Task statement →
Every entry needs to be printed exactly, please.

Dataset →
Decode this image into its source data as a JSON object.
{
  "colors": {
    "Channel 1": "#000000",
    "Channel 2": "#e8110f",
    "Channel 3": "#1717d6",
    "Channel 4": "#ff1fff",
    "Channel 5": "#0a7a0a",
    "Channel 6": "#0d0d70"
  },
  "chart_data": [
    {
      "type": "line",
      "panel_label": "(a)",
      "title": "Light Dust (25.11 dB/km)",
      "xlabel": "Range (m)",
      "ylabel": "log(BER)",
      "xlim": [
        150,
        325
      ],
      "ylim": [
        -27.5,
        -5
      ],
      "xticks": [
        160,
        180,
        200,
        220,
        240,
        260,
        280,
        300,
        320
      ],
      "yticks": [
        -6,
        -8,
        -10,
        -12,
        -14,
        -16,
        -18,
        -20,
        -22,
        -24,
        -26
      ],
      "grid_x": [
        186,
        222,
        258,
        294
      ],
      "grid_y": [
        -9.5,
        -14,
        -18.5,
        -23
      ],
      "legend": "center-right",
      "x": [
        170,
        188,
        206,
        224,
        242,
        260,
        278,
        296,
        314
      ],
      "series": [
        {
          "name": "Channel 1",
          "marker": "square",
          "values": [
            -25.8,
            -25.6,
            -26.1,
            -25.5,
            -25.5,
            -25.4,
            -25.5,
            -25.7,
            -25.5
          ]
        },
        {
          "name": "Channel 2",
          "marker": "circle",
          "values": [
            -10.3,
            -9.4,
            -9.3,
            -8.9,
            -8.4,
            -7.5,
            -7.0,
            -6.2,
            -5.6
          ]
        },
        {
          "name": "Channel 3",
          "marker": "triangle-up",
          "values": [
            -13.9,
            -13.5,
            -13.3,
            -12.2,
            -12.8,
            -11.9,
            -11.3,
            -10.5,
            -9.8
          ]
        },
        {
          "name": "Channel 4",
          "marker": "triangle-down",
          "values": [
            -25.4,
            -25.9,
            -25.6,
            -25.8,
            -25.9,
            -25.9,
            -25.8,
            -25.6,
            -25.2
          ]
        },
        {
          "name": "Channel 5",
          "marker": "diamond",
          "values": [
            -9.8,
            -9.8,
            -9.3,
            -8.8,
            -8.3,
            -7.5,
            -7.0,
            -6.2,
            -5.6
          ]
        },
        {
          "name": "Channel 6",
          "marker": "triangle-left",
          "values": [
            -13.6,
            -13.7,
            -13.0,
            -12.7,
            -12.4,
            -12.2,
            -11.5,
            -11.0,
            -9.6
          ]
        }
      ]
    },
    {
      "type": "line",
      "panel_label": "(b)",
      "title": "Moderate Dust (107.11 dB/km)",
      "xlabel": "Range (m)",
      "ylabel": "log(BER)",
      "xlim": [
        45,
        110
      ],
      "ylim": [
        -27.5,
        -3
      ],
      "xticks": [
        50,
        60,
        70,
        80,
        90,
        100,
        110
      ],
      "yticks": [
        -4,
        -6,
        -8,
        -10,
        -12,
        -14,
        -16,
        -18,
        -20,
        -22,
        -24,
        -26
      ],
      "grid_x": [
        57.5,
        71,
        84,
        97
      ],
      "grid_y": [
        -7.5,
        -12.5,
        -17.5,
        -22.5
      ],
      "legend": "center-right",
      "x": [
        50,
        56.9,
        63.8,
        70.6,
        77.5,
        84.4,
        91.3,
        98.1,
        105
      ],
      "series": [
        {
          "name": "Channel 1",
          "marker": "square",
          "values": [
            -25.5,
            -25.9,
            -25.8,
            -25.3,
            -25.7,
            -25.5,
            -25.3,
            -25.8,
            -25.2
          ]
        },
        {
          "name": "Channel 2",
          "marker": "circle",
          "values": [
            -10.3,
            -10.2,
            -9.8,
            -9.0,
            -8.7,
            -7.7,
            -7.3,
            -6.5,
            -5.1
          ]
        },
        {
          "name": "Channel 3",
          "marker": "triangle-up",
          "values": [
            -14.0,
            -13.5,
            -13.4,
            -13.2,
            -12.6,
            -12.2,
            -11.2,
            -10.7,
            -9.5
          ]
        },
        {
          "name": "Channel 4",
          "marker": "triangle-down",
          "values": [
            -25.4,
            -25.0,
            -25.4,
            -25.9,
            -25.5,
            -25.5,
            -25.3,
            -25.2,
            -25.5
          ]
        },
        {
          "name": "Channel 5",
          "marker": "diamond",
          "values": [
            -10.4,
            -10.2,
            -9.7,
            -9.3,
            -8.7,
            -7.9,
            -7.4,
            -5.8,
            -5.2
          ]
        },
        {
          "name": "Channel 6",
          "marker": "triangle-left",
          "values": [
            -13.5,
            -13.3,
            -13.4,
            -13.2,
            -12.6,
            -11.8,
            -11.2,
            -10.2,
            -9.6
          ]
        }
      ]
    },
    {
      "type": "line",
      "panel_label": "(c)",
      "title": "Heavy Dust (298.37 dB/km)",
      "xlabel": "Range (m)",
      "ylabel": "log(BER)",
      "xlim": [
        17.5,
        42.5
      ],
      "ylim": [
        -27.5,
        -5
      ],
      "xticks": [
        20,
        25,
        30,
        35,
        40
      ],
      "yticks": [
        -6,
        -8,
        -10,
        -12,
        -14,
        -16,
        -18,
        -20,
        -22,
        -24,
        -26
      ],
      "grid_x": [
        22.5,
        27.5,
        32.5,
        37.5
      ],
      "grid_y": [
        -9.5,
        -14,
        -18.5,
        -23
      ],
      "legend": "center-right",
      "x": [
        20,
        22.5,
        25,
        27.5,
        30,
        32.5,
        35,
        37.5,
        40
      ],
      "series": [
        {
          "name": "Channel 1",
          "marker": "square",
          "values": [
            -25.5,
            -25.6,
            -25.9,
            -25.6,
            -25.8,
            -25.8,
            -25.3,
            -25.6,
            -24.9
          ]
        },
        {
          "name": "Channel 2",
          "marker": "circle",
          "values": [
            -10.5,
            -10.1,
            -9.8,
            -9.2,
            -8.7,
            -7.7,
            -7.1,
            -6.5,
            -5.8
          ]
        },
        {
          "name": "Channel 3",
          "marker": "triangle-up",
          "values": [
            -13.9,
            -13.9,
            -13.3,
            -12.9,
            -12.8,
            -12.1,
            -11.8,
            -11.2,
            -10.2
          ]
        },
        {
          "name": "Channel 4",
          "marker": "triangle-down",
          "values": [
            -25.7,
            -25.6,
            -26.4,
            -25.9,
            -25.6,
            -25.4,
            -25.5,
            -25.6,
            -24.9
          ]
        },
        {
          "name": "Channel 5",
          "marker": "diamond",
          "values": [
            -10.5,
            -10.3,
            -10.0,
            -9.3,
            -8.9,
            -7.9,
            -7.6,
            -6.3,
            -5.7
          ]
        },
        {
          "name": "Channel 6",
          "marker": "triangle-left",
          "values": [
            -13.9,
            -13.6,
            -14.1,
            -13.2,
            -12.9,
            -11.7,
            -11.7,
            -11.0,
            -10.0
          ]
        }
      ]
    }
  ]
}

Worked solution →
Decode this image into its source data as a JSON object.
{
  "colors": {
    "Channel 1": "#000000",
    "Channel 2": "#e8110f",
    "Channel 3": "#1717d6",
    "Channel 4": "#ff1fff",
    "Channel 5": "#0a7a0a",
    "Channel 6": "#0d0d70"
  },
  "chart_data": [
    {
      "type": "line",
      "panel_label": "(a)",
      "title": "Light Dust (25.11 dB/km)",
      "xlabel": "Range (m)",
      "ylabel": "log(BER)",
      "xlim": [
        150,
        325
      ],
      "ylim": [
        -27.5,
        -5
      ],
      "xticks": [
        160,
        180,
        200,
        220,
        240,
        260,
        280,
        300,
        320
      ],
      "yticks": [
        -6,
        -8,
        -10,
        -12,
        -14,
        -16,
        -18,
        -20,
        -22,
        -24,
        -26
      ],
      "grid_x": [
        186,
        222,
        258,
        294
      ],
      "grid_y": [
        -9.5,
        -14,
        -18.5,
        -23
      ],
      "legend": "center-right",
      "x": [
        170,
        188,
        206,
        224,
        242,
        260,
        278,
        296,
        314
      ],
      "series": [
        {
          "name": "Channel 1",
          "marker": "square",
          "values": [
            -25.8,
            -25.6,
            -26.1,
            -25.5,
            -25.5,
            -25.4,
            -25.5,
            -25.7,
            -25.5
          ]
        },
        {
          "name": "Channel 2",
          "marker": "circle",
          "values": [
            -10.3,
            -9.4,
            -9.3,
            -8.9,
            -8.4,
            -7.5,
            -7.0,
            -6.2,
            -5.6
          ]
        },
        {
          "name": "Channel 3",
          "marker": "triangle-up",
          "values": [
            -13.9,
            -13.5,
            -13.3,
            -12.2,
            -12.8,
            -11.9,
            -11.3,
            -10.5,
            -9.8
          ]
        },
        {
          "name": "Channel 4",
          "marker": "triangle-down",
          "values": [
            -25.4,
            -25.9,
            -25.6,
            -25.8,
            -25.9,
            -25.9,
            -25.8,
            -25.6,
            -25.2
          ]
        },
        {
          "name": "Channel 5",
          "marker": "diamond",
          "values": [
            -9.8,
            -9.8,
            -9.3,
            -8.8,
            -8.3,
            -7.5,
            -7.0,
            -6.2,
            -5.6
          ]
        },
        {
          "name": "Channel 6",
          "marker": "triangle-left",
          "values": [
            -13.6,
            -13.7,
            -13.0,
            -12.7,
            -12.4,
            -12.2,
            -11.5,
            -11.0,
            -9.6
          ]
        }
      ]
    },
    {
      "type": "line",
      "panel_label": "(b)",
      "title": "Moderate Dust (107.11 dB/km)",
      "xlabel": "Range (m)",
      "ylabel": "log(BER)",
      "xlim": [
        45,
        110
      ],
      "ylim": [
        -27.5,
        -3
      ],
      "xticks": [
        50,
        60,
        70,
        80,
        90,
        100,
        110
      ],
      "yticks": [
        -4,
        -6,
        -8,
        -10,
        -12,
        -14,
        -16,
        -18,
        -20,
        -22,
        -24,
        -26
      ],
      "grid_x": [
        57.5,
        71,
        84,
        97
      ],
      "grid_y": [
        -7.5,
        -12.5,
        -17.5,
        -22.5
      ],
      "legend": "center-right",
      "x": [
        50,
        56.9,
        63.8,
        70.6,
        77.5,
        84.4,
        91.3,
        98.1,
        105
      ],
      "series": [
        {
          "name": "Channel 1",
          "marker": "square",
          "values": [
            -25.5,
            -25.9,
            -25.8,
            -25.3,
            -25.7,
            -25.5,
            -25.3,
            -25.8,
            -25.2
          ]
        },
        {
          "name": "Channel 2",
          "marker": "circle",
          "values": [
            -10.3,
            -10.2,
            -9.8,
            -9.0,
            -8.7,
            -7.7,
            -7.3,
            -6.5,
            -5.1
          ]
        },
        {
          "name": "Channel 3",
          "marker": "triangle-up",
          "values": [
            -14.0,
            -13.5,
            -13.4,
            -13.2,
            -12.6,
            -12.2,
            -11.2,
            -10.7,
            -9.5
          ]
        },
        {
          "name": "Channel 4",
          "marker": "triangle-down",
          "values": [
            -25.4,
            -25.0,
            -25.4,
            -25.9,
            -25.5,
            -25.5,
            -25.3,
            -25.2,
            -25.5
          ]
        },
        {
          "name": "Channel 5",
          "marker": "diamond",
          "values": [
            -10.4,
            -10.2,
            -9.7,
            -9.3,
            -8.7,
            -7.9,
            -7.4,
            -5.8,
            -5.2
          ]
        },
        {
          "name": "Channel 6",
          "marker": "triangle-left",
          "values": [
            -13.5,
            -13.3,
            -13.4,
            -13.2,
            -12.6,
            -11.8,
            -11.2,
            -10.2,
            -9.6
          ]
        }
      ]
    },
    {
      "type": "line",
      "panel_label": "(c)",
      "title": "Heavy Dust (298.37 dB/km)",
      "xlabel": "Range (m)",
      "ylabel": "log(BER)",
      "xlim": [
        17.5,
        42.5
      ],
      "ylim": [
        -27.5,
        -5
      ],
      "xticks": [
        20,
        25,
        30,
        35,
        40
      ],
      "yticks": [
        -6,
        -8,
        -10,
        -12,
        -14,
        -16,
        -18,
        -20,
        -22,
        -24,
        -26
      ],
      "grid_x": [
        22.5,
        27.5,
        32.5,
        37.5
      ],
      "grid_y": [
        -9.5,
        -14,
        -18.5,
        -23
      ],
      "legend": "center-right",
      "x": [
        20,
        22.5,
        25,
        27.5,
        30,
        32.5,
        35,
        37.5,
        40
      ],
      "series": [
        {
          "name": "Channel 1",
          "marker": "square",
          "values": [
            -25.5,
            -25.6,
            -25.9,
            -25.6,
            -25.8,
            -25.8,
            -25.3,
            -25.6,
            -24.9
          ]
        },
        {
          "name": "Channel 2",
          "marker": "circle",
          "values": [
            -10.5,
            -10.1,
            -9.8,
            -9.2,
            -8.7,
            -7.7,
            -7.1,
            -6.5,
            -5.8
          ]
        },
        {
          "name": "Channel 3",
          "marker": "triangle-up",
          "values": [
            -13.9,
            -13.9,
            -13.3,
            -12.9,
            -12.8,
            -12.1,
            -11.8,
            -11.2,
            -10.2
          ]
        },
        {
          "name": "Channel 4",
          "marker": "triangle-down",
          "values": [
            -25.7,
            -25.6,
            -26.4,
            -25.9,
            -25.6,
            -25.4,
            -25.5,
            -25.6,
            -24.9
          ]
        },
        {
          "name": "Channel 5",
          "marker": "diamond",
          "values": [
            -10.5,
            -10.3,
            -10.0,
            -9.3,
            -8.9,
            -7.9,
            -7.6,
            -6.3,
            -5.7
          ]
        },
        {
          "name": "Channel 6",
          "marker": "triangle-left",
          "values": [
            -13.9,
            -13.6,
            -14.1,
            -13.2,
            -12.9,
            -11.7,
            -11.7,
            -11.0,
            -10.0
          ]
        }
      ]
    }
  ]
}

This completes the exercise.